▸ **The problem**: Give only the number of lines in the records below that contain the word "true".

───

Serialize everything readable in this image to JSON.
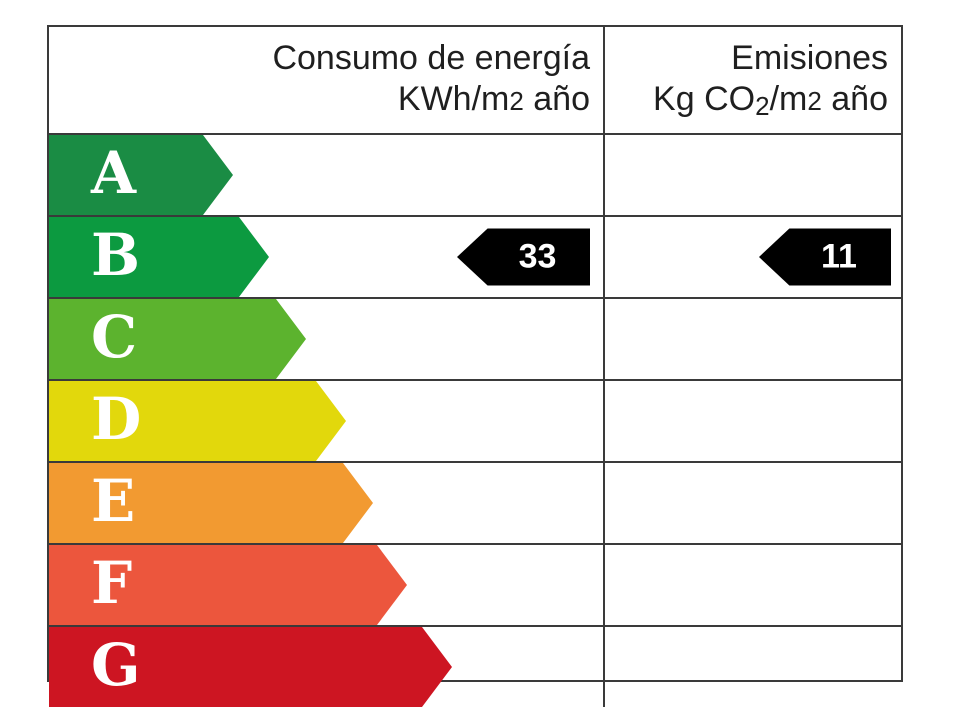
{
  "header": {
    "consumption_line1": "Consumo de energía",
    "consumption_unit_prefix": "KWh/m",
    "consumption_unit_sup": "2",
    "consumption_unit_suffix": " año",
    "emissions_line1": "Emisiones",
    "emissions_unit_prefix": "Kg CO",
    "emissions_unit_sub": "2",
    "emissions_unit_mid": "/m",
    "emissions_unit_sup": "2",
    "emissions_unit_suffix": " año"
  },
  "ratings": [
    {
      "letter": "A",
      "color": "#1a8c44",
      "arrow_pct": 33.2
    },
    {
      "letter": "B",
      "color": "#0c9a40",
      "arrow_pct": 39.7
    },
    {
      "letter": "C",
      "color": "#5cb32e",
      "arrow_pct": 46.4
    },
    {
      "letter": "D",
      "color": "#e2d80c",
      "arrow_pct": 53.6
    },
    {
      "letter": "E",
      "color": "#f29a31",
      "arrow_pct": 58.5
    },
    {
      "letter": "F",
      "color": "#ec563d",
      "arrow_pct": 64.6
    },
    {
      "letter": "G",
      "color": "#cd1522",
      "arrow_pct": 72.7
    }
  ],
  "values": {
    "consumption": "33",
    "emissions": "11",
    "rating_class": "B"
  },
  "colors": {
    "grid_border": "#3a3a3a",
    "value_tag_bg": "#000000",
    "value_tag_text": "#ffffff",
    "header_text": "#1f1f1f",
    "letter_text": "#ffffff"
  },
  "chart_data": {
    "type": "bar",
    "title": "",
    "categories": [
      "A",
      "B",
      "C",
      "D",
      "E",
      "F",
      "G"
    ],
    "columns": [
      "Consumo de energía KWh/m2 año",
      "Emisiones Kg CO2/m2 año"
    ],
    "bar_colors": [
      "#1a8c44",
      "#0c9a40",
      "#5cb32e",
      "#e2d80c",
      "#f29a31",
      "#ec563d",
      "#cd1522"
    ],
    "bar_lengths_relative_pct": [
      33.2,
      39.7,
      46.4,
      53.6,
      58.5,
      64.6,
      72.7
    ],
    "indicators": [
      {
        "column": "Consumo de energía KWh/m2 año",
        "class": "B",
        "value": 33
      },
      {
        "column": "Emisiones Kg CO2/m2 año",
        "class": "B",
        "value": 11
      }
    ],
    "legend_position": "none",
    "grid": true
  }
}
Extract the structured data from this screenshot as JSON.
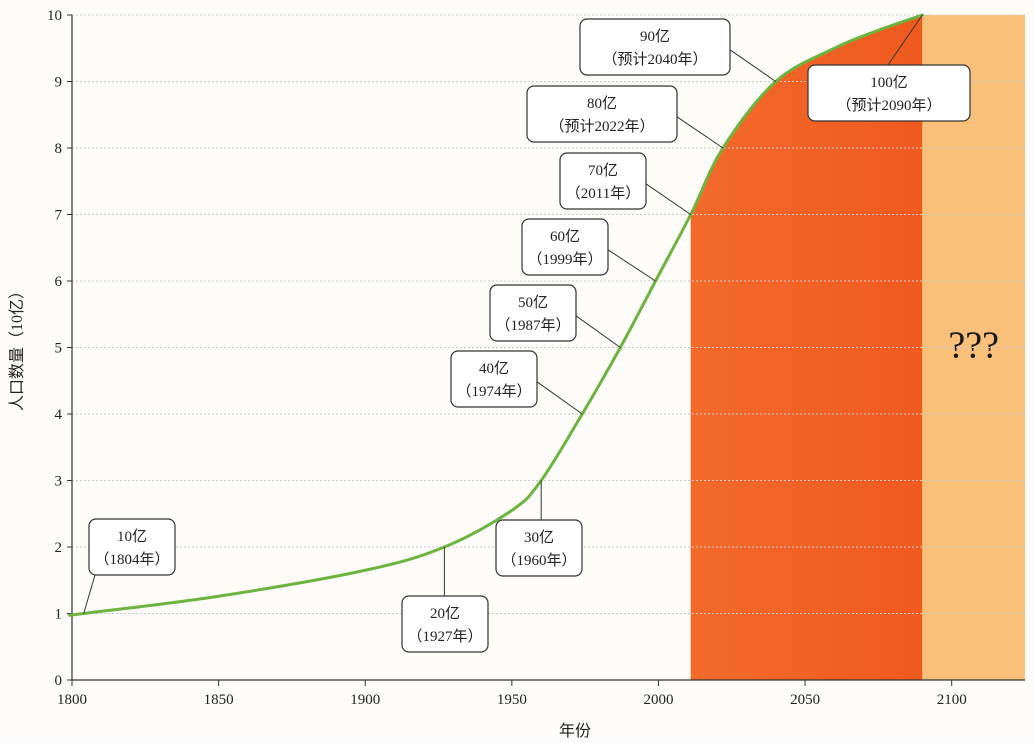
{
  "chart_data": {
    "type": "line",
    "title": "",
    "xlabel": "年份",
    "ylabel": "人口数量（10亿）",
    "xlim": [
      1800,
      2125
    ],
    "ylim": [
      0,
      10
    ],
    "grid": true,
    "x_ticks": [
      1800,
      1850,
      1900,
      1950,
      2000,
      2050,
      2100
    ],
    "y_ticks": [
      0,
      1,
      2,
      3,
      4,
      5,
      6,
      7,
      8,
      9,
      10
    ],
    "y_tick_labels": [
      "0",
      "1",
      "2",
      "3",
      "4",
      "5",
      "6",
      "7",
      "8",
      "9",
      "10"
    ],
    "series": [
      {
        "color": "#6db33f",
        "x": [
          1800,
          1804,
          1850,
          1900,
          1927,
          1950,
          1960,
          1974,
          1987,
          1999,
          2011,
          2022,
          2040,
          2060,
          2075,
          2090
        ],
        "y": [
          0.98,
          1.0,
          1.26,
          1.65,
          2.0,
          2.55,
          3.0,
          4.0,
          5.0,
          6.0,
          7.0,
          8.0,
          9.0,
          9.5,
          9.77,
          10.0
        ]
      }
    ],
    "annotations": [
      {
        "line1": "10亿",
        "line2": "（1804年）",
        "x": 1804,
        "y": 1.0
      },
      {
        "line1": "20亿",
        "line2": "（1927年）",
        "x": 1927,
        "y": 2.0
      },
      {
        "line1": "30亿",
        "line2": "（1960年）",
        "x": 1960,
        "y": 3.0
      },
      {
        "line1": "40亿",
        "line2": "（1974年）",
        "x": 1974,
        "y": 4.0
      },
      {
        "line1": "50亿",
        "line2": "（1987年）",
        "x": 1987,
        "y": 5.0
      },
      {
        "line1": "60亿",
        "line2": "（1999年）",
        "x": 1999,
        "y": 6.0
      },
      {
        "line1": "70亿",
        "line2": "（2011年）",
        "x": 2011,
        "y": 7.0
      },
      {
        "line1": "80亿",
        "line2": "（预计2022年）",
        "x": 2022,
        "y": 8.0
      },
      {
        "line1": "90亿",
        "line2": "（预计2040年）",
        "x": 2040,
        "y": 9.0
      },
      {
        "line1": "100亿",
        "line2": "（预计2090年）",
        "x": 2090,
        "y": 10.0
      }
    ],
    "regions": [
      {
        "x_start": 2011,
        "x_end": 2090,
        "color": "#f26b2a",
        "under_curve": true
      },
      {
        "x_start": 2090,
        "x_end": 2125,
        "color": "#f9c07a",
        "under_curve": false,
        "label": "???"
      }
    ]
  }
}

───

▸ **Full response**: 3